-- START OF INFORMATION GIVEN --

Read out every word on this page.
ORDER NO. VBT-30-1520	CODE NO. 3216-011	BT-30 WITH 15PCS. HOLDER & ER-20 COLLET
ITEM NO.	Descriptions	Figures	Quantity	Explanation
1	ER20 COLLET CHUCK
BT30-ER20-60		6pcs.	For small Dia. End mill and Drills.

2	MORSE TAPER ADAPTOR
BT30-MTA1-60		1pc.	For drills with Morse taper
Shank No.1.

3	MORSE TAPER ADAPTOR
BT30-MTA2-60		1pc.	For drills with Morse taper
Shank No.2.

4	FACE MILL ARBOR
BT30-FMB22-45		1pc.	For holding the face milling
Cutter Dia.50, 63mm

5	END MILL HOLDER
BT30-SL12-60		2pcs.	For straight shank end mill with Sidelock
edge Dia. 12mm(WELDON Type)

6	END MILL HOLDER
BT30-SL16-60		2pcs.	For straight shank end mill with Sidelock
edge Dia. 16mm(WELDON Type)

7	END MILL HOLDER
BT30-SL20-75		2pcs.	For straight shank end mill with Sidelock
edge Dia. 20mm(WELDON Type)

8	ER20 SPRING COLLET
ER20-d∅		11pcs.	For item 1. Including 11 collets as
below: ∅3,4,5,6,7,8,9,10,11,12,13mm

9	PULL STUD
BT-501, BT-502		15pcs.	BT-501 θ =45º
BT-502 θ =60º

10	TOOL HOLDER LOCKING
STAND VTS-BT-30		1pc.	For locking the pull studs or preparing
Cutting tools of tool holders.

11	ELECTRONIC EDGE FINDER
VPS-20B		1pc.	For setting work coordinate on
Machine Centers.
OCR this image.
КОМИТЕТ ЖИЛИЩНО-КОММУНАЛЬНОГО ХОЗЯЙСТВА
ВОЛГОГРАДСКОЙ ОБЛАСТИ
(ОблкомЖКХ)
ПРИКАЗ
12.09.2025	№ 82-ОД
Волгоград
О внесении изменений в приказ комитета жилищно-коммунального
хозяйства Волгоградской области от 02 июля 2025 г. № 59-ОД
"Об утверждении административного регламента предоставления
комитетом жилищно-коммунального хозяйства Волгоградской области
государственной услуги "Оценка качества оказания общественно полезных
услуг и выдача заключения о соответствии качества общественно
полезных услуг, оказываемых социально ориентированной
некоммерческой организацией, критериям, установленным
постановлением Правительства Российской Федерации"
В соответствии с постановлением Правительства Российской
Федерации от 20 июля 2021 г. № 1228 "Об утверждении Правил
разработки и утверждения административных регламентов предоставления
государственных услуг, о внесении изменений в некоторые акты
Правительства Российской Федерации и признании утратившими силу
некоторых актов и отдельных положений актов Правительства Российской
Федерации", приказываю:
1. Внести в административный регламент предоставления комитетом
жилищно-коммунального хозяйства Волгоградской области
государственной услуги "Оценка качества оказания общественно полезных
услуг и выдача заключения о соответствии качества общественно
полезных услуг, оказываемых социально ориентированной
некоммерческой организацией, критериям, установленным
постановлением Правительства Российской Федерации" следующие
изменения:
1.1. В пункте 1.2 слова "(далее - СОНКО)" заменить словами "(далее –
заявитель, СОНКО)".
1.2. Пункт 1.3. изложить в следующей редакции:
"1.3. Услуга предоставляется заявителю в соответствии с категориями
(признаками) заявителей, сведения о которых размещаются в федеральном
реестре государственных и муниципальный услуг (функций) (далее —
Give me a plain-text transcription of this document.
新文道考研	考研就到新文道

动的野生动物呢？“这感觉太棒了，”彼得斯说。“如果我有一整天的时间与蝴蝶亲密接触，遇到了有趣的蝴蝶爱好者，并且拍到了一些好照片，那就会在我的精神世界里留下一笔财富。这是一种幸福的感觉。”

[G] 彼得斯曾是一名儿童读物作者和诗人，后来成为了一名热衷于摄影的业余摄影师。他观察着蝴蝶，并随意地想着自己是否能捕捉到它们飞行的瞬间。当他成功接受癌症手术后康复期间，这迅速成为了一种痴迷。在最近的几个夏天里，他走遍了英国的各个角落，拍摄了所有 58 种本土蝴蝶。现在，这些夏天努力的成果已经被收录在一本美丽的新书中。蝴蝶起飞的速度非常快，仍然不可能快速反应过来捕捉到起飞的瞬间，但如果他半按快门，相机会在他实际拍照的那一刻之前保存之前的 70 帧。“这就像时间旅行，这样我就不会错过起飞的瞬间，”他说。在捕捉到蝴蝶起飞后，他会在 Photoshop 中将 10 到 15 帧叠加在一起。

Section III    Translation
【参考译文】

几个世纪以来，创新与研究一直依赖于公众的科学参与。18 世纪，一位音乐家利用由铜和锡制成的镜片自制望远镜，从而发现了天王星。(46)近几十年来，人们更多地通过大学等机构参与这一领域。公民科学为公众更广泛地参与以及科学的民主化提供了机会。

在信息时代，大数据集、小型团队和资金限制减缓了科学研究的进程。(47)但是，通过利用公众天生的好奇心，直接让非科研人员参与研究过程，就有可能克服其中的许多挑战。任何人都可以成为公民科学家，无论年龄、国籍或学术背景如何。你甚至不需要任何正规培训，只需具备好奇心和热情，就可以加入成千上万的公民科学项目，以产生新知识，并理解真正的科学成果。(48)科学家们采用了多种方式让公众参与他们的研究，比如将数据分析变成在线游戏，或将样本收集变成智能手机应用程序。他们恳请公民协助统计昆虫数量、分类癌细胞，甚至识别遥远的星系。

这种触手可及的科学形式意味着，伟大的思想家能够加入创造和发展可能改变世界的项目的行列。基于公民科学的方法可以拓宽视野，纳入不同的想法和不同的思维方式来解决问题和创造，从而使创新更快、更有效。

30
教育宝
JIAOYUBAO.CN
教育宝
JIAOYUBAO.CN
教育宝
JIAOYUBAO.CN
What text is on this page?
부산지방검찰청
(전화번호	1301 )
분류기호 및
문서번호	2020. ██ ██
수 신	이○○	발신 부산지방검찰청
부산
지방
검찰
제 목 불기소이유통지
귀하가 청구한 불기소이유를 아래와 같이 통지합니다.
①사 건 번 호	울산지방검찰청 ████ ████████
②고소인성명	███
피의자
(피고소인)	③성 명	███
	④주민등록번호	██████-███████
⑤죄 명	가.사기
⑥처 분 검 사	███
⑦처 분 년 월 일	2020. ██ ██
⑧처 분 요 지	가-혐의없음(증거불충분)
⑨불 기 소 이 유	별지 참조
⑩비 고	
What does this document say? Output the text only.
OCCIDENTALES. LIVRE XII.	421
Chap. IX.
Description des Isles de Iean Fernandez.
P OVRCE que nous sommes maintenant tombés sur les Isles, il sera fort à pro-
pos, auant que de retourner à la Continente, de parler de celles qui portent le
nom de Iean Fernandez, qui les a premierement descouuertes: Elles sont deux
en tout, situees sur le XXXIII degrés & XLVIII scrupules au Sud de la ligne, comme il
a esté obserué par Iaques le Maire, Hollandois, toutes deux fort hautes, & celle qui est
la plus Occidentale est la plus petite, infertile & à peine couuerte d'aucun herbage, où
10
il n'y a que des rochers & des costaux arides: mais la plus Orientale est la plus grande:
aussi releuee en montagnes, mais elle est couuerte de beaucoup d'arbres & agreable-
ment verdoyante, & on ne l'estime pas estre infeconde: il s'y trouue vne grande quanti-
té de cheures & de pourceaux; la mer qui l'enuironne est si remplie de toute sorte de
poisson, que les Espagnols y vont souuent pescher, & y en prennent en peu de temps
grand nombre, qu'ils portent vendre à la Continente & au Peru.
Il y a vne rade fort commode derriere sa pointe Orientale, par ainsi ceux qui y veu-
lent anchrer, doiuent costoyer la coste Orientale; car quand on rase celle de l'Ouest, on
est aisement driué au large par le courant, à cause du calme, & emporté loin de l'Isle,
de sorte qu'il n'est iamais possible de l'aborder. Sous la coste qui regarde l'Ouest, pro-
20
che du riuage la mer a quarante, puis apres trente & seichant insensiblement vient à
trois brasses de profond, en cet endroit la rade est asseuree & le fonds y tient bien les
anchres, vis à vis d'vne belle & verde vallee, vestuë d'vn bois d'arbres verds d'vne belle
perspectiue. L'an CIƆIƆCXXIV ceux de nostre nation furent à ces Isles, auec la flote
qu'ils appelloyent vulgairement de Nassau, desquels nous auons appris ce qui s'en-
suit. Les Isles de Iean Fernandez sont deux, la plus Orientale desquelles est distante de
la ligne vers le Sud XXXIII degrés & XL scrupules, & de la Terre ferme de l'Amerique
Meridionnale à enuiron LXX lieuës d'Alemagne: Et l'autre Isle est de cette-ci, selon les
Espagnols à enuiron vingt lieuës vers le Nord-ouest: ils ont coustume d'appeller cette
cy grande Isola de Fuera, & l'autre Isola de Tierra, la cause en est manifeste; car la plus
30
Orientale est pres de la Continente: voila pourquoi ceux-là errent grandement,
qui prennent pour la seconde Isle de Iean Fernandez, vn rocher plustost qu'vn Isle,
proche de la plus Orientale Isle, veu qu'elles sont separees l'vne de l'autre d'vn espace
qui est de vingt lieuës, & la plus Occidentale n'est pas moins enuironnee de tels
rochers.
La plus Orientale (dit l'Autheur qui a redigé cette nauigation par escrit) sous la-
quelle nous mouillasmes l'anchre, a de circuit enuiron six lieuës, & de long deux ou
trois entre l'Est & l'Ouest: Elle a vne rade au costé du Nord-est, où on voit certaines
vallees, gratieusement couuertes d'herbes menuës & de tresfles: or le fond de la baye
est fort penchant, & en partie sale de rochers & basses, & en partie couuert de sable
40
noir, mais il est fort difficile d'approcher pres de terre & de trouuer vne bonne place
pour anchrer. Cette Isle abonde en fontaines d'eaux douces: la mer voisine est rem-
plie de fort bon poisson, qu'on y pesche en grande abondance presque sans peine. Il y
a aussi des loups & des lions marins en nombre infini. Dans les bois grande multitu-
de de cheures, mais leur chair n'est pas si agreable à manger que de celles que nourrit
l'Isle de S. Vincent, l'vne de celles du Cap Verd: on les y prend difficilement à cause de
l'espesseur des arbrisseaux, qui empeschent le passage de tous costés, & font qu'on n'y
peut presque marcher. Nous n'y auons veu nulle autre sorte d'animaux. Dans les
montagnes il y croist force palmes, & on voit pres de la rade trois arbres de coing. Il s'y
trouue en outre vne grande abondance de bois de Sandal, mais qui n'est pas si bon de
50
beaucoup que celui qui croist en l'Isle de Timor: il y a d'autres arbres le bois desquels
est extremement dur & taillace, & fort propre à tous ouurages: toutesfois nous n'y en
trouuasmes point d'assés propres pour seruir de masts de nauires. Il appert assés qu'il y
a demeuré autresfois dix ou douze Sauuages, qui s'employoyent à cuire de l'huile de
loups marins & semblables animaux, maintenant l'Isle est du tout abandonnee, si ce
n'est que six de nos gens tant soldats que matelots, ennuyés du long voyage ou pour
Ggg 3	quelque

-- END OF INFORMATION GIVEN --

**DIRECTIVE:** Your task is to list each line of the records with the word "rade".

**THE ANSWER:**
Il y a vne rade fort commode derriere sa pointe Orientale, par ainsi ceux qui y veu-
trois brasses de profond, en cet endroit la rade est asseuree & le fonds y tient bien les
trois entre l'Est & l'Ouest: Elle a vne rade au costé du Nord-est, où on voit certaines
montagnes il y croist force palmes, & on voit pres de la rade trois arbres de coing. Il s'y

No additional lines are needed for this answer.